Stated problem: Look for "such" in the listing below. Gather each line that contains it.

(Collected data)
------------------------
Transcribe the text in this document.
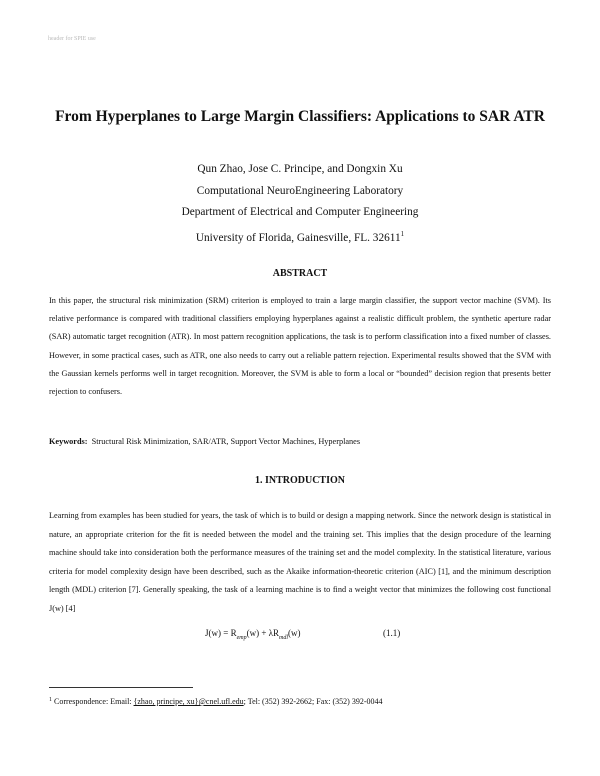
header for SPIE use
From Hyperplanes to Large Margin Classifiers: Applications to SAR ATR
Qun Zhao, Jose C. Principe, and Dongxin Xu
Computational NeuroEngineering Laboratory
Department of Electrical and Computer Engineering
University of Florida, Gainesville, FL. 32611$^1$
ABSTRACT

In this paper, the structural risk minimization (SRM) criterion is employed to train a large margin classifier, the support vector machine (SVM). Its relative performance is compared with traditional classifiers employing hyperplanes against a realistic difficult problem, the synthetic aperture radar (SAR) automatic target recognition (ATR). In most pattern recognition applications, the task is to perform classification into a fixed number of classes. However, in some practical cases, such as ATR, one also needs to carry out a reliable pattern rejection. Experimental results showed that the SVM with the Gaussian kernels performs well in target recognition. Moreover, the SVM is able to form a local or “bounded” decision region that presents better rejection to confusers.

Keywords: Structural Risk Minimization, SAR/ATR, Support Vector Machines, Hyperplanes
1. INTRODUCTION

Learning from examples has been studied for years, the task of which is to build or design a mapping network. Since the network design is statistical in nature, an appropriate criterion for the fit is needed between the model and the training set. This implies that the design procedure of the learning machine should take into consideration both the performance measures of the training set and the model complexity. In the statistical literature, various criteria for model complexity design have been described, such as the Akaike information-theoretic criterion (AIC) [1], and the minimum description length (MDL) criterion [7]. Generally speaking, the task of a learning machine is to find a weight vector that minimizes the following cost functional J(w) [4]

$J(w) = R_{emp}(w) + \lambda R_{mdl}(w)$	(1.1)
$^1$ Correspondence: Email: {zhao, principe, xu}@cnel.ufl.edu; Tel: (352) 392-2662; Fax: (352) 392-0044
------------------------
The answer:
In this paper, the structural risk minimization (SRM) criterion is employed to train a large margin classifier, the support vector machine (SVM). Its relative performance is compared with traditional classifiers employing hyperplanes against a realistic difficult problem, the synthetic aperture radar (SAR) automatic target recognition (ATR). In most pattern recognition applications, the task is to perform classification into a fixed number of classes. However, in some practical cases, such as ATR, one also needs to carry out a reliable pattern rejection. Experimental results showed that the SVM with the Gaussian kernels performs well in target recognition. Moreover, the SVM is able to form a local or “bounded” decision region that presents better rejection to confusers.
Learning from examples has been studied for years, the task of which is to build or design a mapping network. Since the network design is statistical in nature, an appropriate criterion for the fit is needed between the model and the training set. This implies that the design procedure of the learning machine should take into consideration both the performance measures of the training set and the model complexity. In the statistical literature, various criteria for model complexity design have been described, such as the Akaike information-theoretic criterion (AIC) [1], and the minimum description length (MDL) criterion [7]. Generally speaking, the task of a learning machine is to find a weight vector that minimizes the following cost functional J(w) [4]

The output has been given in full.